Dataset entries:
□ □ □ □ □
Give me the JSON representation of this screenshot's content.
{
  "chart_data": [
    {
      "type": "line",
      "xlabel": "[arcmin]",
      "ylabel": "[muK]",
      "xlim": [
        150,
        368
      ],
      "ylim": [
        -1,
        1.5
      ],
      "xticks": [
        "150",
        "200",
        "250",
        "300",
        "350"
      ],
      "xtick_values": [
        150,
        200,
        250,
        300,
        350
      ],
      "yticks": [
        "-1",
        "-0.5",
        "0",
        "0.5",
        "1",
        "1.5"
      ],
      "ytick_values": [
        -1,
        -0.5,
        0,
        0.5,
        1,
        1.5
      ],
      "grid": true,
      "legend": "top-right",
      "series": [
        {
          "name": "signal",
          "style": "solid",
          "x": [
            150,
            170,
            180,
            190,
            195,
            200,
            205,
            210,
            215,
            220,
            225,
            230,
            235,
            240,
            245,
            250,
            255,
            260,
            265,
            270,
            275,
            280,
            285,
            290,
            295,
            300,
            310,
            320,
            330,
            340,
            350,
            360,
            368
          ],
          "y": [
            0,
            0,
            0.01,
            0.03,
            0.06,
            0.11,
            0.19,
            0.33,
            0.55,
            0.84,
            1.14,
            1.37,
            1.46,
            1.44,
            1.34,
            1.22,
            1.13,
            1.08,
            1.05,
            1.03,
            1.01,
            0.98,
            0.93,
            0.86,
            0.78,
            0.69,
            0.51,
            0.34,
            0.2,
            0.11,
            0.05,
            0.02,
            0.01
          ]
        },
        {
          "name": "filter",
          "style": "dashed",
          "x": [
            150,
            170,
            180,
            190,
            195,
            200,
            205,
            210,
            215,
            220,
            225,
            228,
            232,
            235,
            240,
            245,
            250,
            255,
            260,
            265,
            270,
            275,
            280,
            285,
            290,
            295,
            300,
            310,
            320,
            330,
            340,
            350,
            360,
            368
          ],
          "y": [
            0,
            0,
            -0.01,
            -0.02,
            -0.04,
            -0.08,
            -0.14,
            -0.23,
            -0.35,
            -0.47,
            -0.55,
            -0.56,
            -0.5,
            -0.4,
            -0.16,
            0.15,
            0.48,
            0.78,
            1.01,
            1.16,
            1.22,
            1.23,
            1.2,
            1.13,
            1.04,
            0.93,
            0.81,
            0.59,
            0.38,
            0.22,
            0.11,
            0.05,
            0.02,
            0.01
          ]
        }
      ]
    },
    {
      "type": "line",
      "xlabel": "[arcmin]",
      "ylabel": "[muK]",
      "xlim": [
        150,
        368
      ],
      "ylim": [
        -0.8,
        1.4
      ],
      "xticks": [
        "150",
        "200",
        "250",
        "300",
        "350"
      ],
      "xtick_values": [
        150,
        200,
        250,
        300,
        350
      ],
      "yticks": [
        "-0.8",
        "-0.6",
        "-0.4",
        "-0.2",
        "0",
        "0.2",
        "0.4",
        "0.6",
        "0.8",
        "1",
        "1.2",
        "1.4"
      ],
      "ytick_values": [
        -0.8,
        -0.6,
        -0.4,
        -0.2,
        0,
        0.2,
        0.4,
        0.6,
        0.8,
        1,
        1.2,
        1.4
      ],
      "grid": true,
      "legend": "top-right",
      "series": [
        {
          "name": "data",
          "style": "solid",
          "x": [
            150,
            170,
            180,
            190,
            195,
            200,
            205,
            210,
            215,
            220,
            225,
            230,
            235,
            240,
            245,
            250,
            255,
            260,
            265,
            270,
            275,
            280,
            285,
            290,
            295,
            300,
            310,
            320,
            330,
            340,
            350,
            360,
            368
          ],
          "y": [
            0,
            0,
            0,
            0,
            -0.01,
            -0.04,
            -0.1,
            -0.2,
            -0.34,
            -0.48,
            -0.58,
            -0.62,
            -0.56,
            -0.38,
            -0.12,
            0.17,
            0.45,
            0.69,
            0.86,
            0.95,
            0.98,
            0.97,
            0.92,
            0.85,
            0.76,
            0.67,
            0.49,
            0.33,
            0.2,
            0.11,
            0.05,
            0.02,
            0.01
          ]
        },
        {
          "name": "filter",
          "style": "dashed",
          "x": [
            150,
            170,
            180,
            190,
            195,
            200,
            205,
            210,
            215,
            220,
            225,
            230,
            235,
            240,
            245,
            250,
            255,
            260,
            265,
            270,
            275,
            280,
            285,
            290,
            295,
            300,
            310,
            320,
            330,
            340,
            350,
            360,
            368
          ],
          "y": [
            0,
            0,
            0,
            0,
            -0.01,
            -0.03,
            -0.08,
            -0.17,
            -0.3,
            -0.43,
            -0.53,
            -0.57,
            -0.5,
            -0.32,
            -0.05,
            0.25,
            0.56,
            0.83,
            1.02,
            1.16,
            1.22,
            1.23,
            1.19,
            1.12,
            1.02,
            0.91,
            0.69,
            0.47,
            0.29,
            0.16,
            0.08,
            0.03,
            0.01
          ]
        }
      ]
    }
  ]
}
□ □ □ □ □
EXERCISE REQUIREMENTS: Extract each line from the entries above that contains the string "name".

OUTPUT BELOW:
          "name": "signal",
          "name": "filter",
          "name": "data",
          "name": "filter",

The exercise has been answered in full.